**Dataset rows**:
<<<<
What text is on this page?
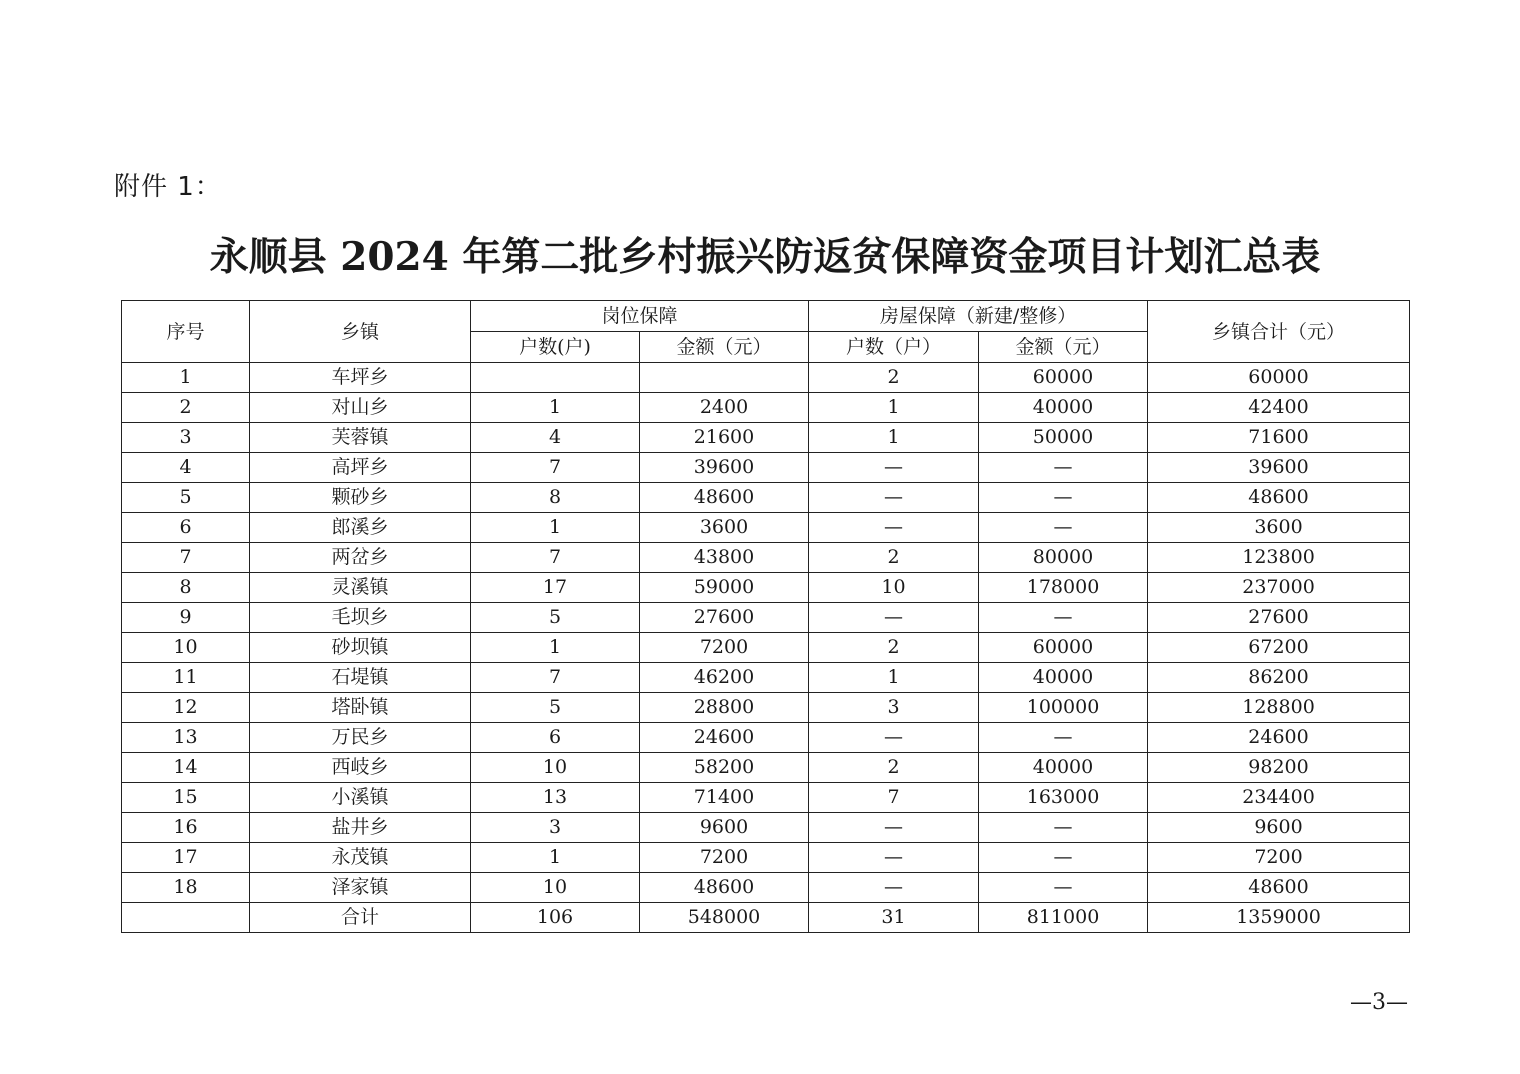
附件 1：
永顺县 2024 年第二批乡村振兴防返贫保障资金项目计划汇总表
序号	乡镇	岗位保障		房屋保障（新建/整修）		乡镇合计（元）
		户数(户)	金额（元）	户数（户）	金额（元）	
1	车坪乡			2	60000	60000
2	对山乡	1	2400	1	40000	42400
3	芙蓉镇	4	21600	1	50000	71600
4	高坪乡	7	39600	—	—	39600
5	颗砂乡	8	48600	—	—	48600
6	郎溪乡	1	3600	—	—	3600
7	两岔乡	7	43800	2	80000	123800
8	灵溪镇	17	59000	10	178000	237000
9	毛坝乡	5	27600	—	—	27600
10	砂坝镇	1	7200	2	60000	67200
11	石堤镇	7	46200	1	40000	86200
12	塔卧镇	5	28800	3	100000	128800
13	万民乡	6	24600	—	—	24600
14	西岐乡	10	58200	2	40000	98200
15	小溪镇	13	71400	7	163000	234400
16	盐井乡	3	9600	—	—	9600
17	永茂镇	1	7200	—	—	7200
18	泽家镇	10	48600	—	—	48600
	合计	106	548000	31	811000	1359000
—3—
>>>>
**Directions**:
Output the full set of records above without changing a word, and drop the images.

**The solution**:
What text is on this page?
附件 1：
永顺县 2024 年第二批乡村振兴防返贫保障资金项目计划汇总表
序号	乡镇	岗位保障		房屋保障（新建/整修）		乡镇合计（元）
		户数(户)	金额（元）	户数（户）	金额（元）	
1	车坪乡			2	60000	60000
2	对山乡	1	2400	1	40000	42400
3	芙蓉镇	4	21600	1	50000	71600
4	高坪乡	7	39600	—	—	39600
5	颗砂乡	8	48600	—	—	48600
6	郎溪乡	1	3600	—	—	3600
7	两岔乡	7	43800	2	80000	123800
8	灵溪镇	17	59000	10	178000	237000
9	毛坝乡	5	27600	—	—	27600
10	砂坝镇	1	7200	2	60000	67200
11	石堤镇	7	46200	1	40000	86200
12	塔卧镇	5	28800	3	100000	128800
13	万民乡	6	24600	—	—	24600
14	西岐乡	10	58200	2	40000	98200
15	小溪镇	13	71400	7	163000	234400
16	盐井乡	3	9600	—	—	9600
17	永茂镇	1	7200	—	—	7200
18	泽家镇	10	48600	—	—	48600
	合计	106	548000	31	811000	1359000
—3—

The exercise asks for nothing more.